▶ **Problem details**:
Find the lines holding the word "this" and collect them.
● ● ● ● ● ● ●
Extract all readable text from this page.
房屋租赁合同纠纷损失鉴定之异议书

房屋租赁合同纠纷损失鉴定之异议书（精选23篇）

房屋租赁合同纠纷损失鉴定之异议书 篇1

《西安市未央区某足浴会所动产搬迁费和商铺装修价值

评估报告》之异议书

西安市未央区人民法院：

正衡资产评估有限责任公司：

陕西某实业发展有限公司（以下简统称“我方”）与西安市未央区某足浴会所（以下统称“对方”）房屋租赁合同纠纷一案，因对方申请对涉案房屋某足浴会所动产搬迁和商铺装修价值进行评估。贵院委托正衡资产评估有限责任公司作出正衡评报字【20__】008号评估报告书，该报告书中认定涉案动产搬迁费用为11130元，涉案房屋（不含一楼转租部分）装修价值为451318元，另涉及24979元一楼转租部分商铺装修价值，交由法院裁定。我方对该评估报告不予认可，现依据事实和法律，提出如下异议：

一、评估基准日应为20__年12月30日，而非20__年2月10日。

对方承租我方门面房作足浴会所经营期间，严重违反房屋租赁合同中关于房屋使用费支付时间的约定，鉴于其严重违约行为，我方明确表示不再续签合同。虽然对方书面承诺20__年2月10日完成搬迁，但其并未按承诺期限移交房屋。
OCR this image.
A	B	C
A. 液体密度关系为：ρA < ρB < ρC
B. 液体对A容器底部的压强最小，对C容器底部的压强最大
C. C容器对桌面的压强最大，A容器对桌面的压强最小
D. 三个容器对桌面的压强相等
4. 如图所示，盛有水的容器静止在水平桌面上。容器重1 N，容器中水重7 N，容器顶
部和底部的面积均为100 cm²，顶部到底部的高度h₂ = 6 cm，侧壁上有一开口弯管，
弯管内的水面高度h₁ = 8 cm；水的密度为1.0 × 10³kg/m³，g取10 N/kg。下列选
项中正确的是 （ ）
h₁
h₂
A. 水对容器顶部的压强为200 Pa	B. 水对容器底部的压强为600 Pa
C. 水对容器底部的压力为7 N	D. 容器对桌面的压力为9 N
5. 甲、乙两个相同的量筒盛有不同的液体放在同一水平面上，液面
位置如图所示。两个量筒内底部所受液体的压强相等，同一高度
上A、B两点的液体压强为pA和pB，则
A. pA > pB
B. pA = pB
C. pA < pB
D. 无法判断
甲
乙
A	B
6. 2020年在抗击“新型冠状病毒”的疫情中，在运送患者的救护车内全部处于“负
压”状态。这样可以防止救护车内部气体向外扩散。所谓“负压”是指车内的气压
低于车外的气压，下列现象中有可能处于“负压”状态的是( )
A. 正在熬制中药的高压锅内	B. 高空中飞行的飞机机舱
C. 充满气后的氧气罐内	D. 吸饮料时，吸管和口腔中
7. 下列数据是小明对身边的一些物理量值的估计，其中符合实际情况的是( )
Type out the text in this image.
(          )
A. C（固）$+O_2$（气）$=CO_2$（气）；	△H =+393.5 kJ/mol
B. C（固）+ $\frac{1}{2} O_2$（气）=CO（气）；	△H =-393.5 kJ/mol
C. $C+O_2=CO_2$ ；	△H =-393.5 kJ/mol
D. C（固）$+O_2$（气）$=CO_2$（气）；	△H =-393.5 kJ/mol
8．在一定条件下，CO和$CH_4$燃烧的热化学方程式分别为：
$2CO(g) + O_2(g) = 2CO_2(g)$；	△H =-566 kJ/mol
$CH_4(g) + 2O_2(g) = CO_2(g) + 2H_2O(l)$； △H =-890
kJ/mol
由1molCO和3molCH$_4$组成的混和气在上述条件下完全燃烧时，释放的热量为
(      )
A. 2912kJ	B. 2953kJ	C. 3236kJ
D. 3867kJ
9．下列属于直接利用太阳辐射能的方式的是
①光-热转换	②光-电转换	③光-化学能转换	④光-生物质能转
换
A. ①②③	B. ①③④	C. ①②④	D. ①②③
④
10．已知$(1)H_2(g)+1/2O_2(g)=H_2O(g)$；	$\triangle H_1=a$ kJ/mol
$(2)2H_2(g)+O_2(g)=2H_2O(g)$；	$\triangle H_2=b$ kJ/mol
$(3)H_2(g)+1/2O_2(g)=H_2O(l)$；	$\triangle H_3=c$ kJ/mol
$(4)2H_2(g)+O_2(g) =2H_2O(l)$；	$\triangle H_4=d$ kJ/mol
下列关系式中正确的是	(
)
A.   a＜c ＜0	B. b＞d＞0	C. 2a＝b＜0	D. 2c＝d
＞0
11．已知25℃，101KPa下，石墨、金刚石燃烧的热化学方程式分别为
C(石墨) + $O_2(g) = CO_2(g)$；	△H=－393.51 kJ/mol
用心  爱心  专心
● ● ● ● ● ● ●
▶ **Expected answer**:
Extract all readable text from this page.
OCR this image.
Type out the text in this image.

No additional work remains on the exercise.